[Data listing]
------------------------------------------------
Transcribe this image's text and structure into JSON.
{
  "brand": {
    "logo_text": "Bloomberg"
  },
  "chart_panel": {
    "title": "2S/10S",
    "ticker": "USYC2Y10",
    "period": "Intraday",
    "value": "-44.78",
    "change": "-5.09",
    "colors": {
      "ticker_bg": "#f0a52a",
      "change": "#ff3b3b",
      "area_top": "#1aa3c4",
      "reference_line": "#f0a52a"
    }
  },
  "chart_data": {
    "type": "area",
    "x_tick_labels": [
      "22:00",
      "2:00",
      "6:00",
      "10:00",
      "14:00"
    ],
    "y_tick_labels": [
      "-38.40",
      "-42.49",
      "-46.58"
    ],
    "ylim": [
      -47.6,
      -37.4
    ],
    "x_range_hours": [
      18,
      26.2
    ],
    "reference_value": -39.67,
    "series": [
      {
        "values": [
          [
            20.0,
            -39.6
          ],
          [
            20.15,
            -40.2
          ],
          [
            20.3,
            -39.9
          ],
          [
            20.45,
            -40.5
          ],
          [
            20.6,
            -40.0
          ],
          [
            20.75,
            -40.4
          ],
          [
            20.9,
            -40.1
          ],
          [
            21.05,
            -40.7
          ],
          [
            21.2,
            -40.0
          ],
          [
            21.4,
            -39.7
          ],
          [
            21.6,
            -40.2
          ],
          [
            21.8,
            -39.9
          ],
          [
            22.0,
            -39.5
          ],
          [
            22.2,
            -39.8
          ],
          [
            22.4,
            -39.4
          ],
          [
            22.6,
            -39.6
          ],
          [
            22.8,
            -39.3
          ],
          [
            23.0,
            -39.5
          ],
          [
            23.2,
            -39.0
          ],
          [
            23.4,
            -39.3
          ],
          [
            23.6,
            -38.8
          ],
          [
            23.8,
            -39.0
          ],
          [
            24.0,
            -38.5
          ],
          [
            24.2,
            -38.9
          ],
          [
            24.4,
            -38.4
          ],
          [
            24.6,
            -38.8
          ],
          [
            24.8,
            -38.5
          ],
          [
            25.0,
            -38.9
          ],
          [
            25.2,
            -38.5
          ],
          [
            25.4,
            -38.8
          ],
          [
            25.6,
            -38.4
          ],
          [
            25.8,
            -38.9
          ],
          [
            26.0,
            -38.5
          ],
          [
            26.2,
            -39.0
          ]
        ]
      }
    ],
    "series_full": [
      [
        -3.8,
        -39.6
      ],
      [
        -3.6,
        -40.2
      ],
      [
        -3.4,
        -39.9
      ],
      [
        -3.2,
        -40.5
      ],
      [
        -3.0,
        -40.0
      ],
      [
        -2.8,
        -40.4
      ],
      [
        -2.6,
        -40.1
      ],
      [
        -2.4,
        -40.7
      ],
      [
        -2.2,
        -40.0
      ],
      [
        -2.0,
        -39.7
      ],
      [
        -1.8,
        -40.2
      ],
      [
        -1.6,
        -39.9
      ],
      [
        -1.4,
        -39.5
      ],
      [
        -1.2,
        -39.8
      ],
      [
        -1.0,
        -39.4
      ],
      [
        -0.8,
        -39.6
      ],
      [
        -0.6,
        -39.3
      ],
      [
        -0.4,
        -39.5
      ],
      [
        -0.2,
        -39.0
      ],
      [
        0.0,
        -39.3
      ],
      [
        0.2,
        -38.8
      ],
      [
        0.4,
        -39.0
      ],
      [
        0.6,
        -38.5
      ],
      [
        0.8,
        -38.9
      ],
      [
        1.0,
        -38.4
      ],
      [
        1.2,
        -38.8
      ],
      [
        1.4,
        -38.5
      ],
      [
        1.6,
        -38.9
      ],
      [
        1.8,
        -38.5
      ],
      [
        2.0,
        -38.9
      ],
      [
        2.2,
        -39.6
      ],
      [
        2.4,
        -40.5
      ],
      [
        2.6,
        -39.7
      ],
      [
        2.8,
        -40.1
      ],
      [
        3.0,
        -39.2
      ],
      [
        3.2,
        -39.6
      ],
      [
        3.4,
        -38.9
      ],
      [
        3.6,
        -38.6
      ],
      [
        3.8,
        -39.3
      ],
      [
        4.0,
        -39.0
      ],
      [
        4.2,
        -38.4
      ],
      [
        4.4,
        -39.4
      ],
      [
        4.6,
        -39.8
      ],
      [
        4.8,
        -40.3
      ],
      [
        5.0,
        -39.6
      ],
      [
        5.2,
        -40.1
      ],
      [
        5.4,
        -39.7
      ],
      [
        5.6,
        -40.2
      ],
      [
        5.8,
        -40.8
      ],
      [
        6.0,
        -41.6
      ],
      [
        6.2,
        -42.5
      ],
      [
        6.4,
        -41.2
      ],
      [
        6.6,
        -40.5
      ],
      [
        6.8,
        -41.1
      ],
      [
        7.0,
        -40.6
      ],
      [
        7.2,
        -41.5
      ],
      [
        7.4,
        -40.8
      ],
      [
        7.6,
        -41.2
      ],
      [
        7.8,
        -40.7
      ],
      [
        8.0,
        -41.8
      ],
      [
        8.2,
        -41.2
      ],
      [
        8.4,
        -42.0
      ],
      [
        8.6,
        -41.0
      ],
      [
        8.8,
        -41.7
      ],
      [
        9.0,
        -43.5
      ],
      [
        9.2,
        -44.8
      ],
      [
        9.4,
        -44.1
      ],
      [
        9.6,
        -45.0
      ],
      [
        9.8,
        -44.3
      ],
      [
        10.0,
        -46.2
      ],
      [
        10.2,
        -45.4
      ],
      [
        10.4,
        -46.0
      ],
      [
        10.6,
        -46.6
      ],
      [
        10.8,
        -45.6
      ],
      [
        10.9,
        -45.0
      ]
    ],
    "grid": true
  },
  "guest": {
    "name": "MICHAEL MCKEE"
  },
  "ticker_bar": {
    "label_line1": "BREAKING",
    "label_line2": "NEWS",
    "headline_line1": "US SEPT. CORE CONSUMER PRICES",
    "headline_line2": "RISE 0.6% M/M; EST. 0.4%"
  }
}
------------------------------------------------
GIVEN PROBLEM:
Write out every entry exactly as given.

RESULT FOR THIS TASK:
Transcribe this image's text and structure into JSON.
{
  "brand": {
    "logo_text": "Bloomberg"
  },
  "chart_panel": {
    "title": "2S/10S",
    "ticker": "USYC2Y10",
    "period": "Intraday",
    "value": "-44.78",
    "change": "-5.09",
    "colors": {
      "ticker_bg": "#f0a52a",
      "change": "#ff3b3b",
      "area_top": "#1aa3c4",
      "reference_line": "#f0a52a"
    }
  },
  "chart_data": {
    "type": "area",
    "x_tick_labels": [
      "22:00",
      "2:00",
      "6:00",
      "10:00",
      "14:00"
    ],
    "y_tick_labels": [
      "-38.40",
      "-42.49",
      "-46.58"
    ],
    "ylim": [
      -47.6,
      -37.4
    ],
    "x_range_hours": [
      18,
      26.2
    ],
    "reference_value": -39.67,
    "series": [
      {
        "values": [
          [
            20.0,
            -39.6
          ],
          [
            20.15,
            -40.2
          ],
          [
            20.3,
            -39.9
          ],
          [
            20.45,
            -40.5
          ],
          [
            20.6,
            -40.0
          ],
          [
            20.75,
            -40.4
          ],
          [
            20.9,
            -40.1
          ],
          [
            21.05,
            -40.7
          ],
          [
            21.2,
            -40.0
          ],
          [
            21.4,
            -39.7
          ],
          [
            21.6,
            -40.2
          ],
          [
            21.8,
            -39.9
          ],
          [
            22.0,
            -39.5
          ],
          [
            22.2,
            -39.8
          ],
          [
            22.4,
            -39.4
          ],
          [
            22.6,
            -39.6
          ],
          [
            22.8,
            -39.3
          ],
          [
            23.0,
            -39.5
          ],
          [
            23.2,
            -39.0
          ],
          [
            23.4,
            -39.3
          ],
          [
            23.6,
            -38.8
          ],
          [
            23.8,
            -39.0
          ],
          [
            24.0,
            -38.5
          ],
          [
            24.2,
            -38.9
          ],
          [
            24.4,
            -38.4
          ],
          [
            24.6,
            -38.8
          ],
          [
            24.8,
            -38.5
          ],
          [
            25.0,
            -38.9
          ],
          [
            25.2,
            -38.5
          ],
          [
            25.4,
            -38.8
          ],
          [
            25.6,
            -38.4
          ],
          [
            25.8,
            -38.9
          ],
          [
            26.0,
            -38.5
          ],
          [
            26.2,
            -39.0
          ]
        ]
      }
    ],
    "series_full": [
      [
        -3.8,
        -39.6
      ],
      [
        -3.6,
        -40.2
      ],
      [
        -3.4,
        -39.9
      ],
      [
        -3.2,
        -40.5
      ],
      [
        -3.0,
        -40.0
      ],
      [
        -2.8,
        -40.4
      ],
      [
        -2.6,
        -40.1
      ],
      [
        -2.4,
        -40.7
      ],
      [
        -2.2,
        -40.0
      ],
      [
        -2.0,
        -39.7
      ],
      [
        -1.8,
        -40.2
      ],
      [
        -1.6,
        -39.9
      ],
      [
        -1.4,
        -39.5
      ],
      [
        -1.2,
        -39.8
      ],
      [
        -1.0,
        -39.4
      ],
      [
        -0.8,
        -39.6
      ],
      [
        -0.6,
        -39.3
      ],
      [
        -0.4,
        -39.5
      ],
      [
        -0.2,
        -39.0
      ],
      [
        0.0,
        -39.3
      ],
      [
        0.2,
        -38.8
      ],
      [
        0.4,
        -39.0
      ],
      [
        0.6,
        -38.5
      ],
      [
        0.8,
        -38.9
      ],
      [
        1.0,
        -38.4
      ],
      [
        1.2,
        -38.8
      ],
      [
        1.4,
        -38.5
      ],
      [
        1.6,
        -38.9
      ],
      [
        1.8,
        -38.5
      ],
      [
        2.0,
        -38.9
      ],
      [
        2.2,
        -39.6
      ],
      [
        2.4,
        -40.5
      ],
      [
        2.6,
        -39.7
      ],
      [
        2.8,
        -40.1
      ],
      [
        3.0,
        -39.2
      ],
      [
        3.2,
        -39.6
      ],
      [
        3.4,
        -38.9
      ],
      [
        3.6,
        -38.6
      ],
      [
        3.8,
        -39.3
      ],
      [
        4.0,
        -39.0
      ],
      [
        4.2,
        -38.4
      ],
      [
        4.4,
        -39.4
      ],
      [
        4.6,
        -39.8
      ],
      [
        4.8,
        -40.3
      ],
      [
        5.0,
        -39.6
      ],
      [
        5.2,
        -40.1
      ],
      [
        5.4,
        -39.7
      ],
      [
        5.6,
        -40.2
      ],
      [
        5.8,
        -40.8
      ],
      [
        6.0,
        -41.6
      ],
      [
        6.2,
        -42.5
      ],
      [
        6.4,
        -41.2
      ],
      [
        6.6,
        -40.5
      ],
      [
        6.8,
        -41.1
      ],
      [
        7.0,
        -40.6
      ],
      [
        7.2,
        -41.5
      ],
      [
        7.4,
        -40.8
      ],
      [
        7.6,
        -41.2
      ],
      [
        7.8,
        -40.7
      ],
      [
        8.0,
        -41.8
      ],
      [
        8.2,
        -41.2
      ],
      [
        8.4,
        -42.0
      ],
      [
        8.6,
        -41.0
      ],
      [
        8.8,
        -41.7
      ],
      [
        9.0,
        -43.5
      ],
      [
        9.2,
        -44.8
      ],
      [
        9.4,
        -44.1
      ],
      [
        9.6,
        -45.0
      ],
      [
        9.8,
        -44.3
      ],
      [
        10.0,
        -46.2
      ],
      [
        10.2,
        -45.4
      ],
      [
        10.4,
        -46.0
      ],
      [
        10.6,
        -46.6
      ],
      [
        10.8,
        -45.6
      ],
      [
        10.9,
        -45.0
      ]
    ],
    "grid": true
  },
  "guest": {
    "name": "MICHAEL MCKEE"
  },
  "ticker_bar": {
    "label_line1": "BREAKING",
    "label_line2": "NEWS",
    "headline_line1": "US SEPT. CORE CONSUMER PRICES",
    "headline_line2": "RISE 0.6% M/M; EST. 0.4%"
  }
}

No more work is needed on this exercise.